Data listing
- - - - -

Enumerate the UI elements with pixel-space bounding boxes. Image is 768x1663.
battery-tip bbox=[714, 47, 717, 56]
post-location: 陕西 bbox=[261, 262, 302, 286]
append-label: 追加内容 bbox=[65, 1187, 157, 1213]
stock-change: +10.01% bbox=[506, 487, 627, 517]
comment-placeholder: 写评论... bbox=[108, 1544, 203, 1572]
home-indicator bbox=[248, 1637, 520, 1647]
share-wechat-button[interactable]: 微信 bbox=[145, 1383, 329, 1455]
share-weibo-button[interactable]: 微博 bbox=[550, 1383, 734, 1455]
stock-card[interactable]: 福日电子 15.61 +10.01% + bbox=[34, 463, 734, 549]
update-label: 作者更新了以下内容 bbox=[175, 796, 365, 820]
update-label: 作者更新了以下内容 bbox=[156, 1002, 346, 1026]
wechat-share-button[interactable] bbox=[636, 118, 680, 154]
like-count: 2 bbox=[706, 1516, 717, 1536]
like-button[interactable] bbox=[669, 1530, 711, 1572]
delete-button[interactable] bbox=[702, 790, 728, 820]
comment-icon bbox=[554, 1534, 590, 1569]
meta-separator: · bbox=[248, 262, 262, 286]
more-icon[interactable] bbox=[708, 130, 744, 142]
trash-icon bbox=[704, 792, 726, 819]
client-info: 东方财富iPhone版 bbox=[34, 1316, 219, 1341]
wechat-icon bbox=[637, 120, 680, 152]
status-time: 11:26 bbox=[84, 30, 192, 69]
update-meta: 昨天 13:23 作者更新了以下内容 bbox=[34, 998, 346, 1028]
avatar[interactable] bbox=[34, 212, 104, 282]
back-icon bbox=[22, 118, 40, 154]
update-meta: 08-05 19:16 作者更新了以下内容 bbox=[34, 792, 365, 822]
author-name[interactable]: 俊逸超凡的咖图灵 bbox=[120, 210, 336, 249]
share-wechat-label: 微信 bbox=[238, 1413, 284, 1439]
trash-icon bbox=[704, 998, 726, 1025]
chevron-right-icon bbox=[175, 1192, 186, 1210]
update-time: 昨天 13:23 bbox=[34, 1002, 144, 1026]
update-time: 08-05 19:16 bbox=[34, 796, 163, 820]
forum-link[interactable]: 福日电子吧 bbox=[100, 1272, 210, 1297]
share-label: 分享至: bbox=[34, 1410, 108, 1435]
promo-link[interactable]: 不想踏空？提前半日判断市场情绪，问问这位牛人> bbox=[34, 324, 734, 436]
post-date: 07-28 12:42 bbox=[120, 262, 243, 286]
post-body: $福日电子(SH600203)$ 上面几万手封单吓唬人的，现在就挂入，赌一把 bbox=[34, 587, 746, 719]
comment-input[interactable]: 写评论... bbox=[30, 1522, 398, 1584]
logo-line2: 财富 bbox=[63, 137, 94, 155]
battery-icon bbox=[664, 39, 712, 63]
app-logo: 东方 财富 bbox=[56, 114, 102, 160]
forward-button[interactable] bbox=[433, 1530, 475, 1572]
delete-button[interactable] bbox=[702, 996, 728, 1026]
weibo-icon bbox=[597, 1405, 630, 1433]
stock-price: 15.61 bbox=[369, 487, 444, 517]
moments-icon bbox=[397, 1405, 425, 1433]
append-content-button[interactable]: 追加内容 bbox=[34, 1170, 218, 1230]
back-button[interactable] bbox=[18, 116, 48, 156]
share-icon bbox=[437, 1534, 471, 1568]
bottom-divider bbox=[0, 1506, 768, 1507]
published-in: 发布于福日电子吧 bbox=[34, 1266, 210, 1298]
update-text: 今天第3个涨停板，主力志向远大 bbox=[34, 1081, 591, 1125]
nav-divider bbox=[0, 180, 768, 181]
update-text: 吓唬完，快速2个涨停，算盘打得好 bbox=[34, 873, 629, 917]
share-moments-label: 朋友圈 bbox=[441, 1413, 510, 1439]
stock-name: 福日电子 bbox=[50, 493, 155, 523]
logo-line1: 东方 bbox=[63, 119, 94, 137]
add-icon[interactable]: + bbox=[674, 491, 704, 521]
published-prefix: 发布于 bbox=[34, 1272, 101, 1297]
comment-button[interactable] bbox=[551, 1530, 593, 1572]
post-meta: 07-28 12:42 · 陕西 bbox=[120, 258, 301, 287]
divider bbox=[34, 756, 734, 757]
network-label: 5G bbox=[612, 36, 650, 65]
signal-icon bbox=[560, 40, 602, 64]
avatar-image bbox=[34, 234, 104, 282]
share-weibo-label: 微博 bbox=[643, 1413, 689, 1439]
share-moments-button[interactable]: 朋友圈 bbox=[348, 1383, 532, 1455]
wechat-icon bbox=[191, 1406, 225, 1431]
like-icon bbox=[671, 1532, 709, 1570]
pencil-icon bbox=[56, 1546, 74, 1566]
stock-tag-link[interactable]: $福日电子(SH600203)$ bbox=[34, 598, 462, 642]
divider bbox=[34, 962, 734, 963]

- - - - -

> [Goal of the exercise]: Reproduce every line of the data listing above, word for word.

> [Reply]:
Enumerate the UI elements with pixel-space bounding boxes. Image is 768x1663.
battery-tip bbox=[714, 47, 717, 56]
post-location: 陕西 bbox=[261, 262, 302, 286]
append-label: 追加内容 bbox=[65, 1187, 157, 1213]
stock-change: +10.01% bbox=[506, 487, 627, 517]
comment-placeholder: 写评论... bbox=[108, 1544, 203, 1572]
home-indicator bbox=[248, 1637, 520, 1647]
share-wechat-button[interactable]: 微信 bbox=[145, 1383, 329, 1455]
share-weibo-button[interactable]: 微博 bbox=[550, 1383, 734, 1455]
stock-card[interactable]: 福日电子 15.61 +10.01% + bbox=[34, 463, 734, 549]
update-label: 作者更新了以下内容 bbox=[175, 796, 365, 820]
update-label: 作者更新了以下内容 bbox=[156, 1002, 346, 1026]
wechat-share-button[interactable] bbox=[636, 118, 680, 154]
like-count: 2 bbox=[706, 1516, 717, 1536]
like-button[interactable] bbox=[669, 1530, 711, 1572]
delete-button[interactable] bbox=[702, 790, 728, 820]
comment-icon bbox=[554, 1534, 590, 1569]
meta-separator: · bbox=[248, 262, 262, 286]
more-icon[interactable] bbox=[708, 130, 744, 142]
trash-icon bbox=[704, 792, 726, 819]
client-info: 东方财富iPhone版 bbox=[34, 1316, 219, 1341]
wechat-icon bbox=[637, 120, 680, 152]
status-time: 11:26 bbox=[84, 30, 192, 69]
update-meta: 昨天 13:23 作者更新了以下内容 bbox=[34, 998, 346, 1028]
avatar[interactable] bbox=[34, 212, 104, 282]
back-icon bbox=[22, 118, 40, 154]
update-meta: 08-05 19:16 作者更新了以下内容 bbox=[34, 792, 365, 822]
author-name[interactable]: 俊逸超凡的咖图灵 bbox=[120, 210, 336, 249]
share-wechat-label: 微信 bbox=[238, 1413, 284, 1439]
trash-icon bbox=[704, 998, 726, 1025]
chevron-right-icon bbox=[175, 1192, 186, 1210]
update-time: 昨天 13:23 bbox=[34, 1002, 144, 1026]
update-time: 08-05 19:16 bbox=[34, 796, 163, 820]
forum-link[interactable]: 福日电子吧 bbox=[100, 1272, 210, 1297]
share-label: 分享至: bbox=[34, 1410, 108, 1435]
promo-link[interactable]: 不想踏空？提前半日判断市场情绪，问问这位牛人> bbox=[34, 324, 734, 436]
post-date: 07-28 12:42 bbox=[120, 262, 243, 286]
post-body: $福日电子(SH600203)$ 上面几万手封单吓唬人的，现在就挂入，赌一把 bbox=[34, 587, 746, 719]
comment-input[interactable]: 写评论... bbox=[30, 1522, 398, 1584]
logo-line2: 财富 bbox=[63, 137, 94, 155]
battery-icon bbox=[664, 39, 712, 63]
app-logo: 东方 财富 bbox=[56, 114, 102, 160]
forward-button[interactable] bbox=[433, 1530, 475, 1572]
delete-button[interactable] bbox=[702, 996, 728, 1026]
weibo-icon bbox=[597, 1405, 630, 1433]
stock-price: 15.61 bbox=[369, 487, 444, 517]
moments-icon bbox=[397, 1405, 425, 1433]
append-content-button[interactable]: 追加内容 bbox=[34, 1170, 218, 1230]
back-button[interactable] bbox=[18, 116, 48, 156]
share-icon bbox=[437, 1534, 471, 1568]
bottom-divider bbox=[0, 1506, 768, 1507]
published-in: 发布于福日电子吧 bbox=[34, 1266, 210, 1298]
update-text: 今天第3个涨停板，主力志向远大 bbox=[34, 1081, 591, 1125]
nav-divider bbox=[0, 180, 768, 181]
update-text: 吓唬完，快速2个涨停，算盘打得好 bbox=[34, 873, 629, 917]
share-moments-label: 朋友圈 bbox=[441, 1413, 510, 1439]
stock-name: 福日电子 bbox=[50, 493, 155, 523]
logo-line1: 东方 bbox=[63, 119, 94, 137]
add-icon[interactable]: + bbox=[674, 491, 704, 521]
published-prefix: 发布于 bbox=[34, 1272, 101, 1297]
comment-button[interactable] bbox=[551, 1530, 593, 1572]
post-meta: 07-28 12:42 · 陕西 bbox=[120, 258, 301, 287]
divider bbox=[34, 756, 734, 757]
network-label: 5G bbox=[612, 36, 650, 65]
signal-icon bbox=[560, 40, 602, 64]
avatar-image bbox=[34, 234, 104, 282]
share-weibo-label: 微博 bbox=[643, 1413, 689, 1439]
share-moments-button[interactable]: 朋友圈 bbox=[348, 1383, 532, 1455]
wechat-icon bbox=[191, 1406, 225, 1431]
like-icon bbox=[671, 1532, 709, 1570]
pencil-icon bbox=[56, 1546, 74, 1566]
stock-tag-link[interactable]: $福日电子(SH600203)$ bbox=[34, 598, 462, 642]
divider bbox=[34, 962, 734, 963]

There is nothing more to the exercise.